BRIEF: Take each line that has the word "title" and return it.

DATA ROWS:
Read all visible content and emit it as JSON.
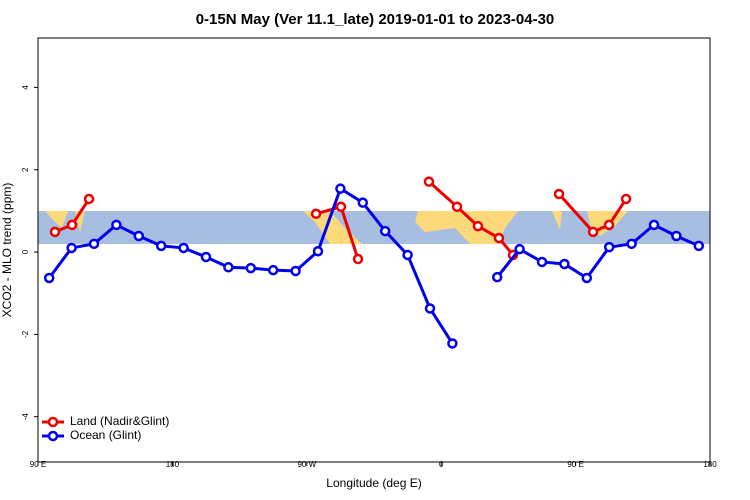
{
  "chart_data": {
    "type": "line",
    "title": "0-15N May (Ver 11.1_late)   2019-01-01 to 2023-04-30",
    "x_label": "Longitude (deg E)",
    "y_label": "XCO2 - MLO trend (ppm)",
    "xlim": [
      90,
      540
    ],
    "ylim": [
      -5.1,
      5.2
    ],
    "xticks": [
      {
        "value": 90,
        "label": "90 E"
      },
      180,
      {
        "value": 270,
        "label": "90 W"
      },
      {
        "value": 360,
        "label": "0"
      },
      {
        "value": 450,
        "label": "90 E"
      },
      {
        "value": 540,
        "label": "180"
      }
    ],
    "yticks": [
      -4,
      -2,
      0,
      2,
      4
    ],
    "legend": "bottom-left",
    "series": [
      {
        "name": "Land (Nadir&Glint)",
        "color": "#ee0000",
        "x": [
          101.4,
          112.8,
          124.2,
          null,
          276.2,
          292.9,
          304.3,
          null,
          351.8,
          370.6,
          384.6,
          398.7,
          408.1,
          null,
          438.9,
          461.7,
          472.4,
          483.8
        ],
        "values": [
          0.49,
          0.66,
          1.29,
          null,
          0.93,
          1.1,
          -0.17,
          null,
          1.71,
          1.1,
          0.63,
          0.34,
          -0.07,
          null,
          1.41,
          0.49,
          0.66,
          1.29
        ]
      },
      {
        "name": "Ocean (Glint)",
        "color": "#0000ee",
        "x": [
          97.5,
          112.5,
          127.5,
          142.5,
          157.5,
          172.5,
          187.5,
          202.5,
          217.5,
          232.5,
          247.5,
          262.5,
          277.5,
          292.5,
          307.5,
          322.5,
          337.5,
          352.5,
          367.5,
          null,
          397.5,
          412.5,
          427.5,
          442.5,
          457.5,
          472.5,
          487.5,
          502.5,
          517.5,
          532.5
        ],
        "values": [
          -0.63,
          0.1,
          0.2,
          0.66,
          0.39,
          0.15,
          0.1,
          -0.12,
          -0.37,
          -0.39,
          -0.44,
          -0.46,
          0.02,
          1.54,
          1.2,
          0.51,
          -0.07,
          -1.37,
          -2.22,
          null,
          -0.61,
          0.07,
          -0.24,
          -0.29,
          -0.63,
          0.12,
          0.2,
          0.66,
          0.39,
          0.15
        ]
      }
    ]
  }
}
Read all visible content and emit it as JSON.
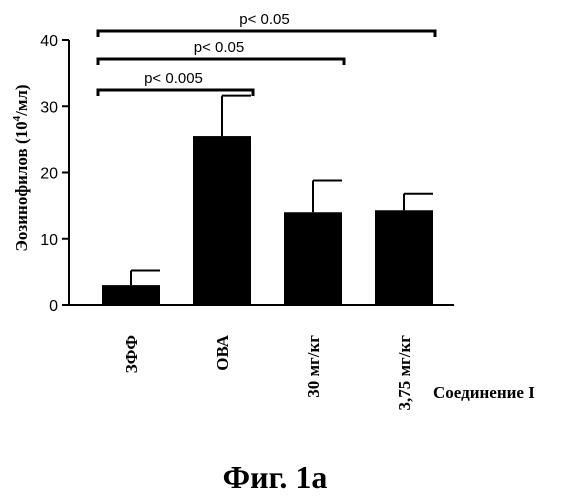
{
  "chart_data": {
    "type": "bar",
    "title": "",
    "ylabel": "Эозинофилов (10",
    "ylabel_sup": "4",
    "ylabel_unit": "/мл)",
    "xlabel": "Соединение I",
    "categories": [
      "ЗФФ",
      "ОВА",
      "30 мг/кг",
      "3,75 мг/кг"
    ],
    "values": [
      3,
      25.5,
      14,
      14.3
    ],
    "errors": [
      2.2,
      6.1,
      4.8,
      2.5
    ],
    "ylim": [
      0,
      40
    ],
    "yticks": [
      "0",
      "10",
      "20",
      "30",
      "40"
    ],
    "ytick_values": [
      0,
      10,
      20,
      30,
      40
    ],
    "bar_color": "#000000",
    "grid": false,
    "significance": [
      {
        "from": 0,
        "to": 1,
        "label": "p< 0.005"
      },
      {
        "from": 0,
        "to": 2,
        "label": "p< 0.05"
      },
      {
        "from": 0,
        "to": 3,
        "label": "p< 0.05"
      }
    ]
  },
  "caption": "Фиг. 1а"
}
* * *
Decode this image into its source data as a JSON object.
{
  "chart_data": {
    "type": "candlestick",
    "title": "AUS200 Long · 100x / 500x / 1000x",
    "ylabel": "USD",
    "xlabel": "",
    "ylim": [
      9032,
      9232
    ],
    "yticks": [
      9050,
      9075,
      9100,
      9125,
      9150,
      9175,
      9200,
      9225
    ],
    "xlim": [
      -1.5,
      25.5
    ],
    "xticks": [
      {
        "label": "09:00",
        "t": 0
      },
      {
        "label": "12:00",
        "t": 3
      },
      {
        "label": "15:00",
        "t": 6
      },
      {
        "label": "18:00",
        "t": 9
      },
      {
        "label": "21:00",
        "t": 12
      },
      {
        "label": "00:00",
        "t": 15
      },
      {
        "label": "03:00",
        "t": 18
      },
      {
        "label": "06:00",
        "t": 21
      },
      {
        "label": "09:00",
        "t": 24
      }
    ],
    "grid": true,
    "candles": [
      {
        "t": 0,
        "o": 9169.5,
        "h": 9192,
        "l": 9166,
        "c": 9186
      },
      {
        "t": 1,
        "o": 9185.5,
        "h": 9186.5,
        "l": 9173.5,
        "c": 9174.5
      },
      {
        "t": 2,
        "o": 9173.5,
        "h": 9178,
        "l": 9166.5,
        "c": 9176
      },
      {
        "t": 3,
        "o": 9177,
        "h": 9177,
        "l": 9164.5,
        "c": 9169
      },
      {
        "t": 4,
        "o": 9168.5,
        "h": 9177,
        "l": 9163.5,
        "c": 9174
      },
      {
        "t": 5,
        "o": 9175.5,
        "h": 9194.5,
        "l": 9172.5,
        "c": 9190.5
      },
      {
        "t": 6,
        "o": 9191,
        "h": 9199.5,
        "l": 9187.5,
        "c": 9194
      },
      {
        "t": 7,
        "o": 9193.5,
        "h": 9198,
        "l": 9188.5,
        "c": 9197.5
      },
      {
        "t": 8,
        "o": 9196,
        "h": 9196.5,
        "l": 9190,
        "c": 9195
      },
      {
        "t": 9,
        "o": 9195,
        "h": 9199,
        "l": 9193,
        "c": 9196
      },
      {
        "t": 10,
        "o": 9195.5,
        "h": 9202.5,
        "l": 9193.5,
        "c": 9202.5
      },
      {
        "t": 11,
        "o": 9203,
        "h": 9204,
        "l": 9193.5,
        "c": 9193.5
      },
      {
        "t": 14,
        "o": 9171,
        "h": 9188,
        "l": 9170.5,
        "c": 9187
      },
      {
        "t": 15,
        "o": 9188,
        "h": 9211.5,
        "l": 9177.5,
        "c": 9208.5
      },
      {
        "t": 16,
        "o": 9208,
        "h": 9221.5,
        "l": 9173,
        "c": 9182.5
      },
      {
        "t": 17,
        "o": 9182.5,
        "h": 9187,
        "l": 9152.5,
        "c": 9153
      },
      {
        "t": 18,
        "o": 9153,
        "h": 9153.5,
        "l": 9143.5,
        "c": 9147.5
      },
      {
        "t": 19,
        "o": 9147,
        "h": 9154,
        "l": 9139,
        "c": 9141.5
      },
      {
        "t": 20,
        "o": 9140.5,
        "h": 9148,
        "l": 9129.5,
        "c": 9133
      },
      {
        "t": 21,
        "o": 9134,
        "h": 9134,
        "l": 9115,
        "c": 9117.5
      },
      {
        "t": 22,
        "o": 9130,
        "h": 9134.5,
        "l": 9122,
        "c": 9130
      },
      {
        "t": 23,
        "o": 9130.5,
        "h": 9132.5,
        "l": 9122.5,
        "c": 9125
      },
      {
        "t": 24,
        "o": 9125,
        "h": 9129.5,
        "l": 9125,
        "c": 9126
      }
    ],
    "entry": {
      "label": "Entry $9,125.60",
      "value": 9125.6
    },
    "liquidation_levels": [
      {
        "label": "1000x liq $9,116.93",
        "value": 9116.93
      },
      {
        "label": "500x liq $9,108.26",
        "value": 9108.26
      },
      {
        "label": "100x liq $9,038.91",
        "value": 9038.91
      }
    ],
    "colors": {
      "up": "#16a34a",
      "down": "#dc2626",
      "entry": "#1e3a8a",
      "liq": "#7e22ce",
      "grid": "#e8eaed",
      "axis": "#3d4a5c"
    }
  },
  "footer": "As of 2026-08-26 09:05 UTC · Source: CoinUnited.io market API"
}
* * *
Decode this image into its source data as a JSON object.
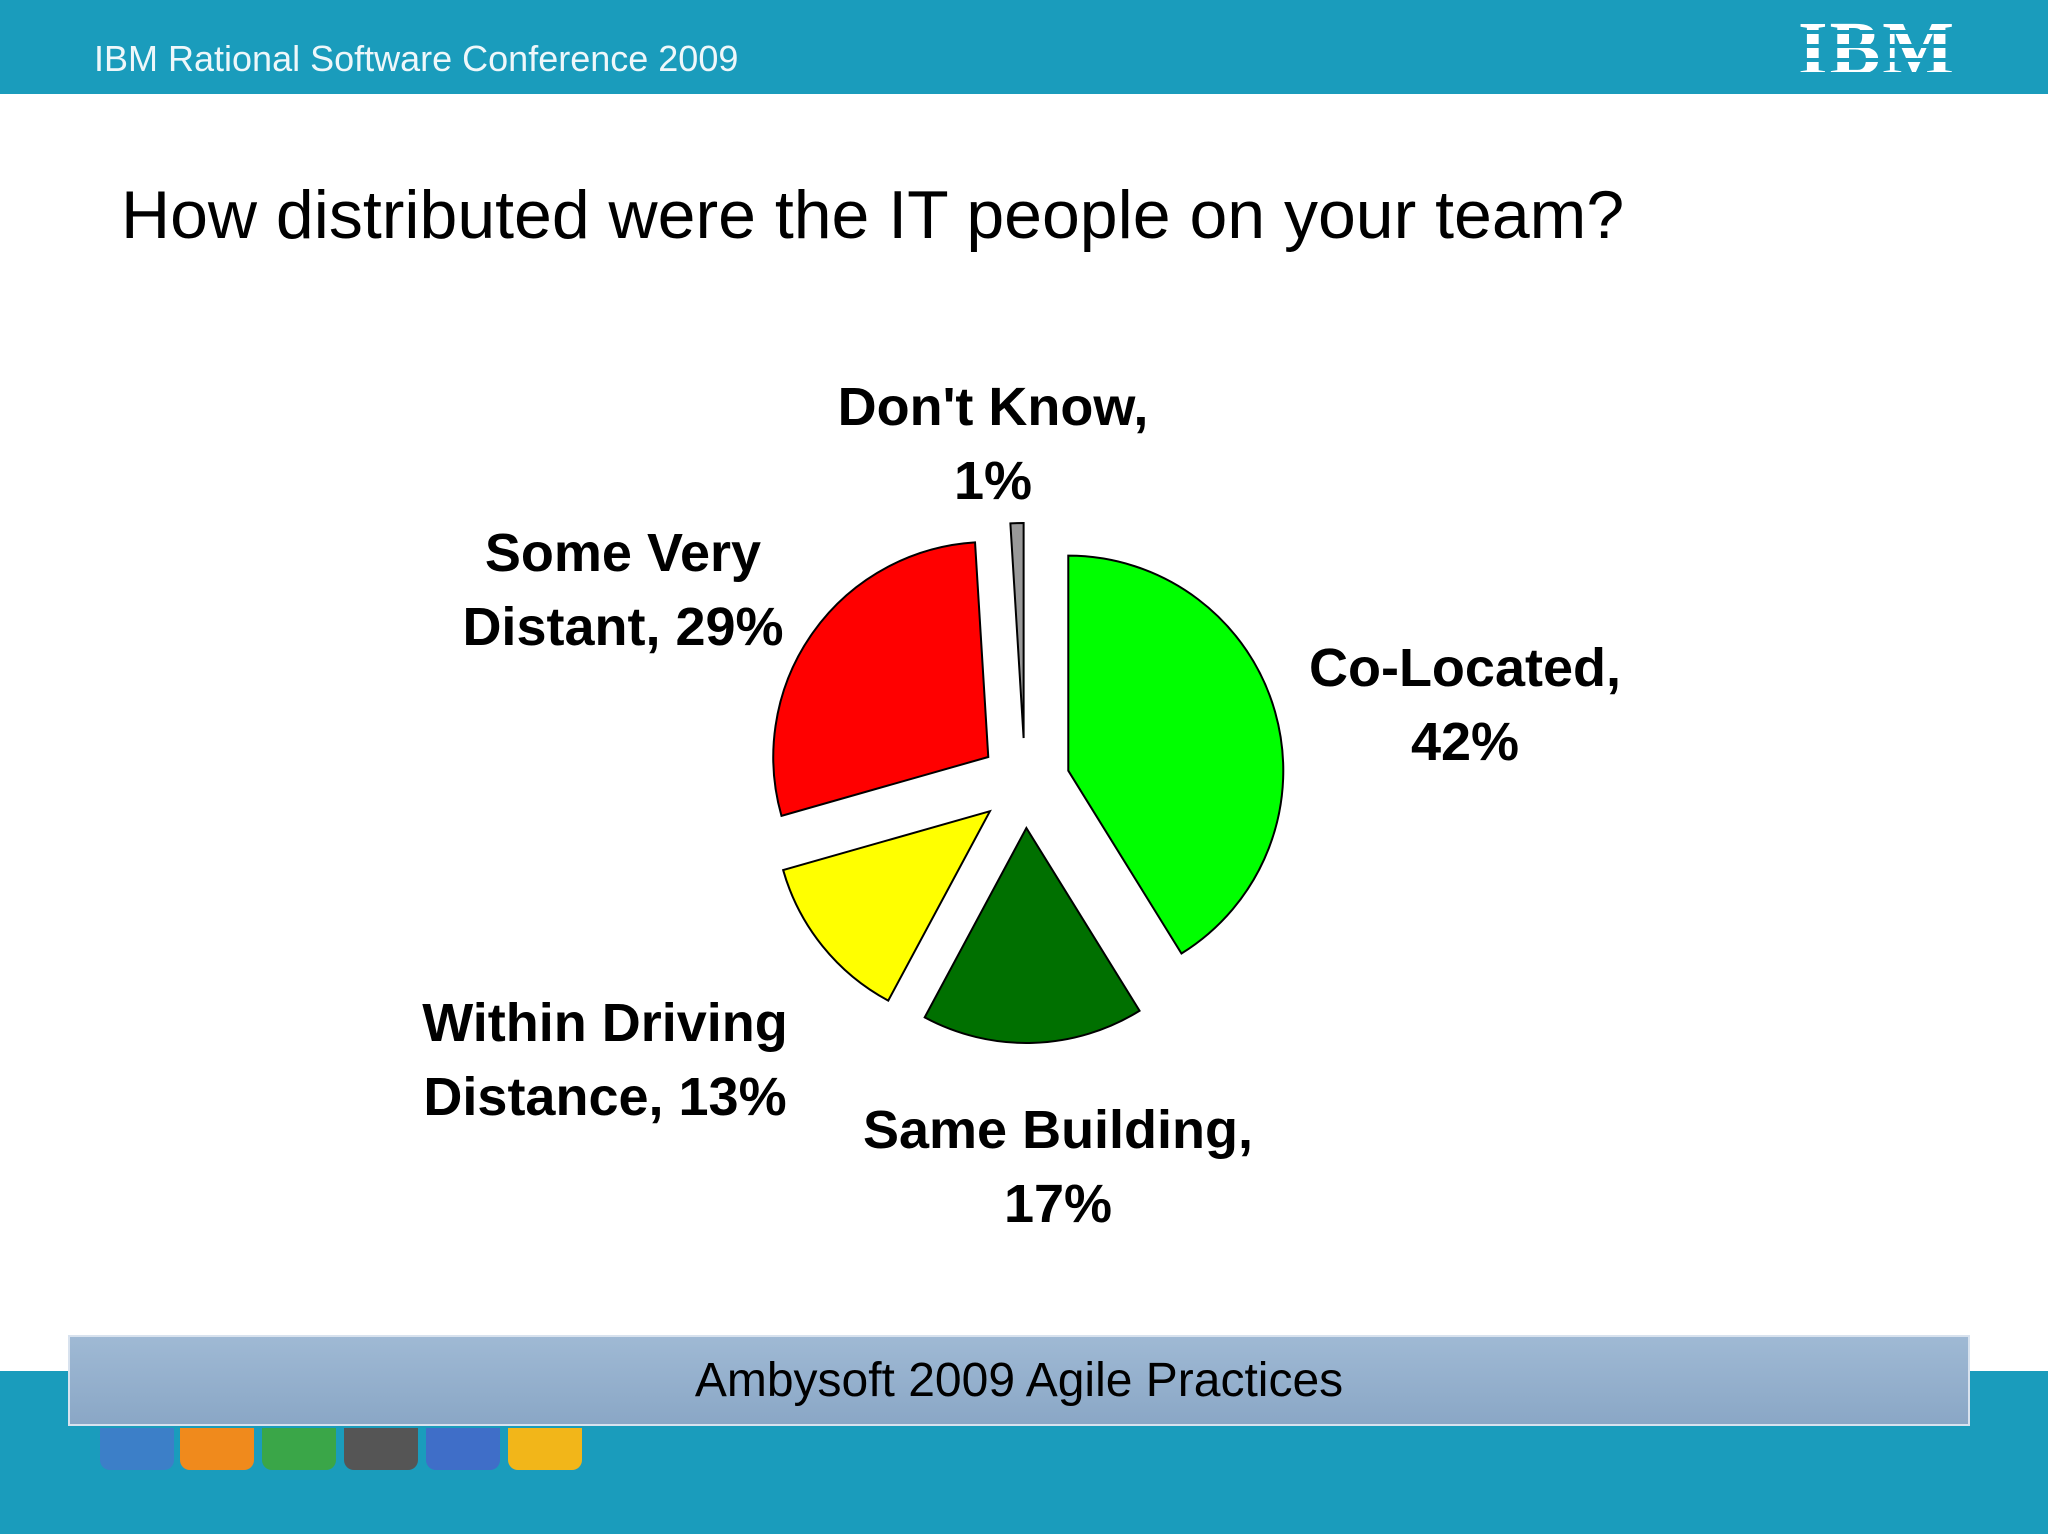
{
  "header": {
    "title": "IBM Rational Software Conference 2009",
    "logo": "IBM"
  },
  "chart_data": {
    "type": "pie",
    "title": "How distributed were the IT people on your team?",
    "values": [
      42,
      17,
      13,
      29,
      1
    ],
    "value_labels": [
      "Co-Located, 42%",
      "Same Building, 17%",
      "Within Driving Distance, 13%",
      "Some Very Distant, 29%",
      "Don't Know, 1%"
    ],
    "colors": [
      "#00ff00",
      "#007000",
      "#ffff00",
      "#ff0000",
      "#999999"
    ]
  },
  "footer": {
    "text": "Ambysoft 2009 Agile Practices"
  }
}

REPLY:
    "title": "0-15N May (Ver 11.1_late)   2019-01-01 to 2023-04-30",
    "title": "",
    "title": "AUS200 Long · 100x / 500x / 1000x",
    "title": "IBM Rational Software Conference 2009",
    "title": "How distributed were the IT people on your team?",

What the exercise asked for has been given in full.